• [The problem] Copy out each line below that has the word "hosting" in it.

• [Exercise material]
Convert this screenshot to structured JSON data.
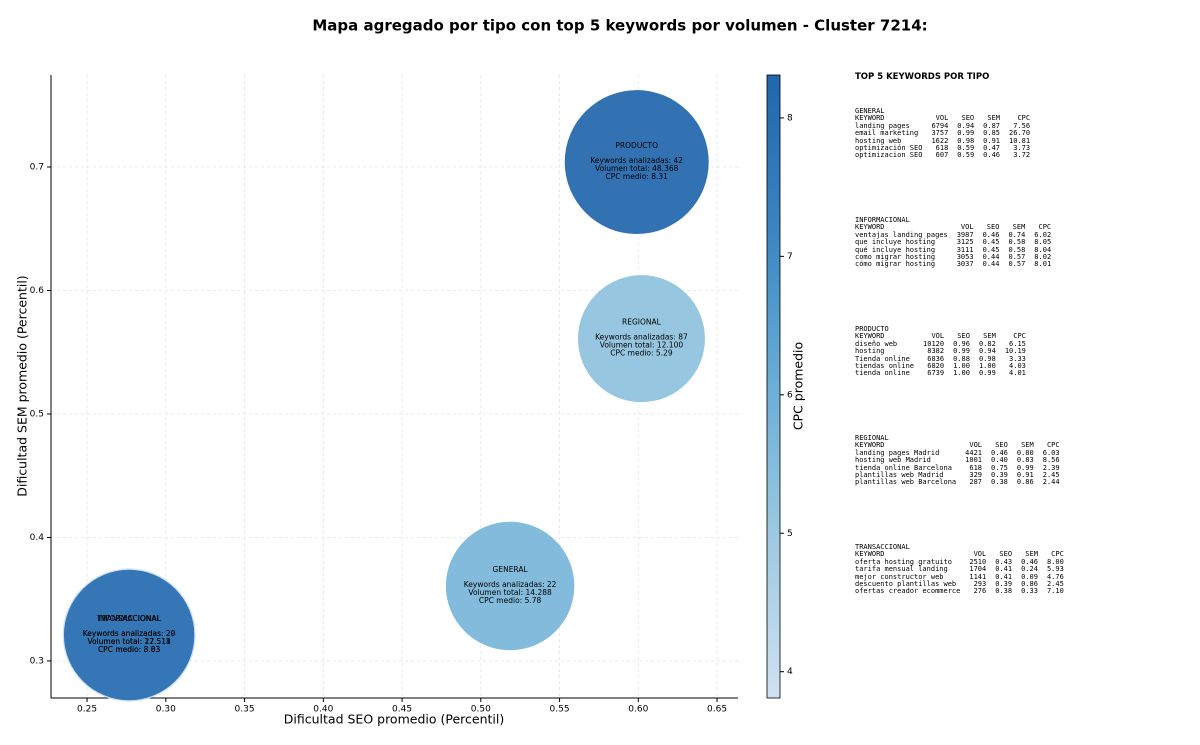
{
  "chart_data": {
    "type": "bubble",
    "title": "Mapa agregado por tipo con top 5 keywords por volumen - Cluster 7214:",
    "xlabel": "Dificultad SEO promedio (Percentil)",
    "ylabel": "Dificultad SEM promedio (Percentil)",
    "colorbar_label": "CPC promedio",
    "xlim": [
      0.2271,
      0.6633
    ],
    "ylim": [
      0.27,
      0.7745
    ],
    "xticks": [
      0.25,
      {
        "value": 0.3,
        "label": "0.30"
      },
      0.35,
      {
        "value": 0.4,
        "label": "0.40"
      },
      0.45,
      {
        "value": 0.5,
        "label": "0.50"
      },
      0.55,
      {
        "value": 0.6,
        "label": "0.60"
      },
      0.65
    ],
    "yticks": [
      0.3,
      0.4,
      0.5,
      0.6,
      0.7
    ],
    "clim": [
      3.81,
      8.31
    ],
    "cticks": [
      4,
      5,
      6,
      7,
      8
    ],
    "colormap": [
      "#d0e1f2",
      "#9ecae1",
      "#6baed6",
      "#3a85c2",
      "#2166ac"
    ],
    "grid": true,
    "points": [
      {
        "name": "TRANSACCIONAL",
        "x": 0.2767,
        "y": 0.321,
        "cpc": 3.83,
        "volume": 22518,
        "labels": [
          "Keywords analizadas: 29",
          "Volumen total: 22.518",
          "CPC medio: 3.83"
        ]
      },
      {
        "name": "INFORMACIONAL",
        "x": 0.2767,
        "y": 0.321,
        "cpc": 8.03,
        "volume": 17511,
        "labels": [
          "Keywords analizadas: 20",
          "Volumen total: 17.511",
          "CPC medio: 8.03"
        ]
      },
      {
        "name": "GENERAL",
        "x": 0.5186,
        "y": 0.3607,
        "cpc": 5.78,
        "volume": 14288,
        "labels": [
          "Keywords analizadas: 22",
          "Volumen total: 14.288",
          "CPC medio: 5.78"
        ]
      },
      {
        "name": "REGIONAL",
        "x": 0.602,
        "y": 0.561,
        "cpc": 5.29,
        "volume": 12100,
        "labels": [
          "Keywords analizadas: 87",
          "Volumen total: 12.100",
          "CPC medio: 5.29"
        ]
      },
      {
        "name": "PRODUCTO",
        "x": 0.599,
        "y": 0.704,
        "cpc": 8.31,
        "volume": 48368,
        "labels": [
          "Keywords analizadas: 42",
          "Volumen total: 48.368",
          "CPC medio: 8.31"
        ]
      }
    ]
  },
  "side_panel": {
    "title": "TOP 5 KEYWORDS POR TIPO",
    "columns": [
      "KEYWORD",
      "VOL",
      "SEO",
      "SEM",
      "CPC"
    ],
    "sections": [
      {
        "name": "GENERAL",
        "rows": [
          [
            "landing pages",
            "6794",
            "0.94",
            "0.87",
            "7.56"
          ],
          [
            "email marketing",
            "3757",
            "0.99",
            "0.85",
            "26.70"
          ],
          [
            "hosting web",
            "1622",
            "0.98",
            "0.91",
            "10.81"
          ],
          [
            "optimización SEO",
            "618",
            "0.59",
            "0.47",
            "3.73"
          ],
          [
            "optimizacion SEO",
            "607",
            "0.59",
            "0.46",
            "3.72"
          ]
        ]
      },
      {
        "name": "INFORMACIONAL",
        "rows": [
          [
            "ventajas landing pages",
            "3987",
            "0.46",
            "0.74",
            "6.02"
          ],
          [
            "que incluye hosting",
            "3125",
            "0.45",
            "0.58",
            "8.05"
          ],
          [
            "qué incluye hosting",
            "3111",
            "0.45",
            "0.58",
            "8.04"
          ],
          [
            "como migrar hosting",
            "3053",
            "0.44",
            "0.57",
            "8.02"
          ],
          [
            "cómo migrar hosting",
            "3037",
            "0.44",
            "0.57",
            "8.01"
          ]
        ]
      },
      {
        "name": "PRODUCTO",
        "rows": [
          [
            "diseño web",
            "10120",
            "0.96",
            "0.82",
            "6.15"
          ],
          [
            "hosting",
            "8382",
            "0.99",
            "0.94",
            "10.19"
          ],
          [
            "Tienda online",
            "6836",
            "0.88",
            "0.98",
            "3.33"
          ],
          [
            "tiendas online",
            "6820",
            "1.00",
            "1.00",
            "4.03"
          ],
          [
            "tienda online",
            "6739",
            "1.00",
            "0.99",
            "4.01"
          ]
        ]
      },
      {
        "name": "REGIONAL",
        "rows": [
          [
            "landing pages Madrid",
            "4421",
            "0.46",
            "0.80",
            "6.03"
          ],
          [
            "hosting web Madrid",
            "1001",
            "0.40",
            "0.83",
            "8.56"
          ],
          [
            "tienda online Barcelona",
            "618",
            "0.75",
            "0.99",
            "2.39"
          ],
          [
            "plantillas web Madrid",
            "329",
            "0.39",
            "0.91",
            "2.45"
          ],
          [
            "plantillas web Barcelona",
            "287",
            "0.38",
            "0.86",
            "2.44"
          ]
        ]
      },
      {
        "name": "TRANSACCIONAL",
        "rows": [
          [
            "oferta hosting gratuito",
            "2510",
            "0.43",
            "0.46",
            "8.00"
          ],
          [
            "tarifa mensual landing",
            "1704",
            "0.41",
            "0.24",
            "5.93"
          ],
          [
            "mejor constructor web",
            "1141",
            "0.41",
            "0.09",
            "4.76"
          ],
          [
            "descuento plantillas web",
            "293",
            "0.39",
            "0.86",
            "2.45"
          ],
          [
            "ofertas creador ecommerce",
            "276",
            "0.38",
            "0.33",
            "7.10"
          ]
        ]
      }
    ]
  }
}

• [The result]
            "hosting web",
            "que incluye hosting",
            "qué incluye hosting",
            "como migrar hosting",
            "cómo migrar hosting",
            "hosting",
            "hosting web Madrid",
            "oferta hosting gratuito",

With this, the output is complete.